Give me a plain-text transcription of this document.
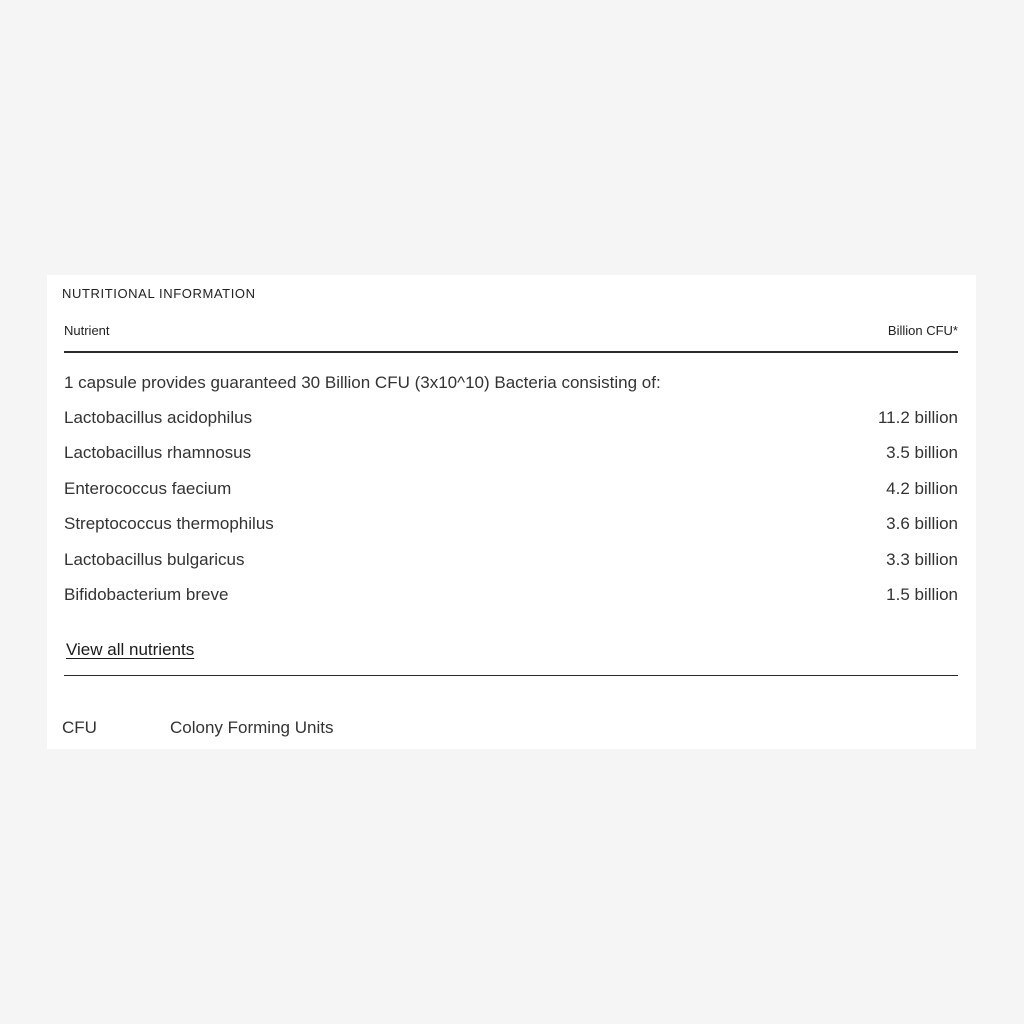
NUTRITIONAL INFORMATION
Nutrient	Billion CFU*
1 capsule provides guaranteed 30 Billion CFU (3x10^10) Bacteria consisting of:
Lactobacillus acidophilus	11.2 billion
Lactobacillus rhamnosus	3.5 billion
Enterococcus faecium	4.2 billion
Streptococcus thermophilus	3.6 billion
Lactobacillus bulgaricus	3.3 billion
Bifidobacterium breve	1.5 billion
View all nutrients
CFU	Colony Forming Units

**WORK TASK**
Are you able to set down all the lines above exactly, without any pictures?

**ANSWER SECTION**
Give me a plain-text transcription of this document.
NUTRITIONAL INFORMATION
Nutrient	Billion CFU*
1 capsule provides guaranteed 30 Billion CFU (3x10^10) Bacteria consisting of:
Lactobacillus acidophilus	11.2 billion
Lactobacillus rhamnosus	3.5 billion
Enterococcus faecium	4.2 billion
Streptococcus thermophilus	3.6 billion
Lactobacillus bulgaricus	3.3 billion
Bifidobacterium breve	1.5 billion
View all nutrients
CFU	Colony Forming Units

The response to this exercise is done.